— Start EXTRACTED INFORMATION —

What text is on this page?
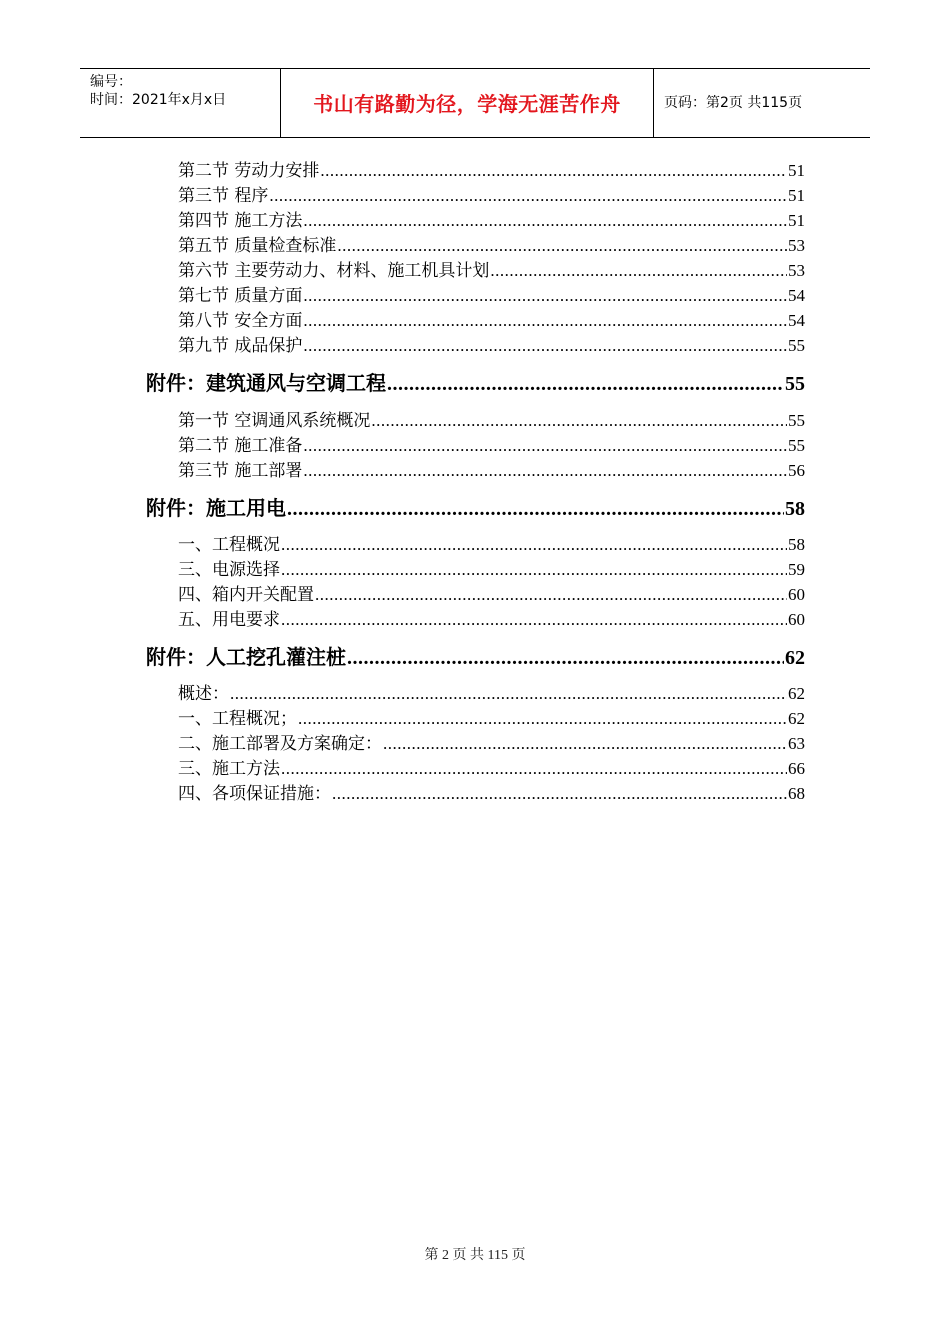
编号：
时间：2021年x月x日	书山有路勤为径，学海无涯苦作舟	页码：第2页 共115页
第二节 劳动力安排 .....	51
第三节 程序 .....	51
第四节 施工方法 .....	51
第五节 质量检查标准 .....	53
第六节 主要劳动力、材料、施工机具计划 .....	53
第七节 质量方面 .....	54
第八节 安全方面 .....	54
第九节 成品保护 .....	55
附件：建筑通风与空调工程 .....	55
第一节 空调通风系统概况 .....	55
第二节 施工准备 .....	55
第三节 施工部署 .....	56
附件：施工用电 .....	58
一、工程概况 .....	58
三、电源选择 .....	59
四、箱内开关配置 .....	60
五、用电要求 .....	60
附件：人工挖孔灌注桩 .....	62
概述： .....	62
一、工程概况； .....	62
二、施工部署及方案确定： .....	63
三、施工方法 .....	66
四、各项保证措施： .....	68
第 2 页 共 115 页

— End EXTRACTED INFORMATION —

▶ [TASK INSTRUCTIONS]: From start to finish, output the listing exactly, but omit its pictures.

▶ [EXPECTED ANSWER]:
What text is on this page?
编号：
时间：2021年x月x日	书山有路勤为径，学海无涯苦作舟	页码：第2页 共115页
第二节 劳动力安排 .....	51
第三节 程序 .....	51
第四节 施工方法 .....	51
第五节 质量检查标准 .....	53
第六节 主要劳动力、材料、施工机具计划 .....	53
第七节 质量方面 .....	54
第八节 安全方面 .....	54
第九节 成品保护 .....	55
附件：建筑通风与空调工程 .....	55
第一节 空调通风系统概况 .....	55
第二节 施工准备 .....	55
第三节 施工部署 .....	56
附件：施工用电 .....	58
一、工程概况 .....	58
三、电源选择 .....	59
四、箱内开关配置 .....	60
五、用电要求 .....	60
附件：人工挖孔灌注桩 .....	62
概述： .....	62
一、工程概况； .....	62
二、施工部署及方案确定： .....	63
三、施工方法 .....	66
四、各项保证措施： .....	68
第 2 页 共 115 页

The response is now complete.